- _What you need to do_: Review the listing and copy each line that holds the word "structured".
— START OF Material for the task —
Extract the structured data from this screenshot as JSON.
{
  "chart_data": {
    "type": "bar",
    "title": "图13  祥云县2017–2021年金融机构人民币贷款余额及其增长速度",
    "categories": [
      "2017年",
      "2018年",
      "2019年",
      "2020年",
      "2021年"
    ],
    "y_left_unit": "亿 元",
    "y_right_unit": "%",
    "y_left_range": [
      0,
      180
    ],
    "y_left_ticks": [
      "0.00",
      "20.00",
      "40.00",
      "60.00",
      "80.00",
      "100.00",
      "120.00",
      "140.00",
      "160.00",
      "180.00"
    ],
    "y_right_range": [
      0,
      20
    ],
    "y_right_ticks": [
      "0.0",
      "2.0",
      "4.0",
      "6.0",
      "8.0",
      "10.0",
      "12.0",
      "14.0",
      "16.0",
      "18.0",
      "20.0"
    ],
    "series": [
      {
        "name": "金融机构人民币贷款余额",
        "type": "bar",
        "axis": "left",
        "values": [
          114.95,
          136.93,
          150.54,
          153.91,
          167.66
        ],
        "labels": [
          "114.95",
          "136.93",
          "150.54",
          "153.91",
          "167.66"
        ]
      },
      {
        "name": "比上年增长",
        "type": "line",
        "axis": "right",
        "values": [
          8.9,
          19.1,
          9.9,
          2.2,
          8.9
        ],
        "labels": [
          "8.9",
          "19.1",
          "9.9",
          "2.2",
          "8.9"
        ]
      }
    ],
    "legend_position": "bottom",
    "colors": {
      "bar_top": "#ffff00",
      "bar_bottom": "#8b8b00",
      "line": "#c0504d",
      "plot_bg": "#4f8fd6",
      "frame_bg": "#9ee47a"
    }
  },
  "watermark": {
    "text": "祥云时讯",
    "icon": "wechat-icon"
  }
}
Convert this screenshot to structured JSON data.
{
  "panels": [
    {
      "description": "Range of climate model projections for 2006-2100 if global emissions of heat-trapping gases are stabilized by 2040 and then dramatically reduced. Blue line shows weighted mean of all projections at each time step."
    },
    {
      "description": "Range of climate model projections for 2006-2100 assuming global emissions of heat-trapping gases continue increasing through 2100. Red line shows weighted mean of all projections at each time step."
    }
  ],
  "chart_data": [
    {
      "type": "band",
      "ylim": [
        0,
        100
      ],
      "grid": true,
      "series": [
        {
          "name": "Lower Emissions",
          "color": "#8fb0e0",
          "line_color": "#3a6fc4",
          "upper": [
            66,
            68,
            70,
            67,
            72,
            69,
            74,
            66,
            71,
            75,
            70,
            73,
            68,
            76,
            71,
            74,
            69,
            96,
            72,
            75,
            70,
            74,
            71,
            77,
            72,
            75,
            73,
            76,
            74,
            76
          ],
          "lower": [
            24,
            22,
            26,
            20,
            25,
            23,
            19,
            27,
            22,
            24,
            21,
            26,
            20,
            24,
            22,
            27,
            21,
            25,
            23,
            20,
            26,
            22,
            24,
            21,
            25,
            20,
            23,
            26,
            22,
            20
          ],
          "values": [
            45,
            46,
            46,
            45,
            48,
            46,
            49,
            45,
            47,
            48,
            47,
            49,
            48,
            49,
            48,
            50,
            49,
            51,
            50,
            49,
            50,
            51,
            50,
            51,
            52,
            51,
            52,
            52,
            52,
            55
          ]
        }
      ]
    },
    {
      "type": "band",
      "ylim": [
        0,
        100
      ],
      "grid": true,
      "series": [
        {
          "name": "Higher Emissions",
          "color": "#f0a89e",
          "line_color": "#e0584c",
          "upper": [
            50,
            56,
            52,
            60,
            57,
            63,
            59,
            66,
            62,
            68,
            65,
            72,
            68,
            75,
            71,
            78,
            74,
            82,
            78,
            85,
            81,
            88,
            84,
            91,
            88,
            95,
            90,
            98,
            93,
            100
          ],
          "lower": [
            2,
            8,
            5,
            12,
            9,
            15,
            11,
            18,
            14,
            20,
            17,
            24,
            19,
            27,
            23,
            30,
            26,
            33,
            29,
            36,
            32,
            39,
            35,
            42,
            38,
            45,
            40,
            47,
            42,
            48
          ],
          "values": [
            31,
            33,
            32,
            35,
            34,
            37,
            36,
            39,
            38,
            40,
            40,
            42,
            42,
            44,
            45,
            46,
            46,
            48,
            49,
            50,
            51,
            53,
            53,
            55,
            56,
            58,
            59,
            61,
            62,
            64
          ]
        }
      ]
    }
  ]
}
— END OF Material for the task —
- _Solution below_:
Extract the structured data from this screenshot as JSON.
Convert this screenshot to structured JSON data.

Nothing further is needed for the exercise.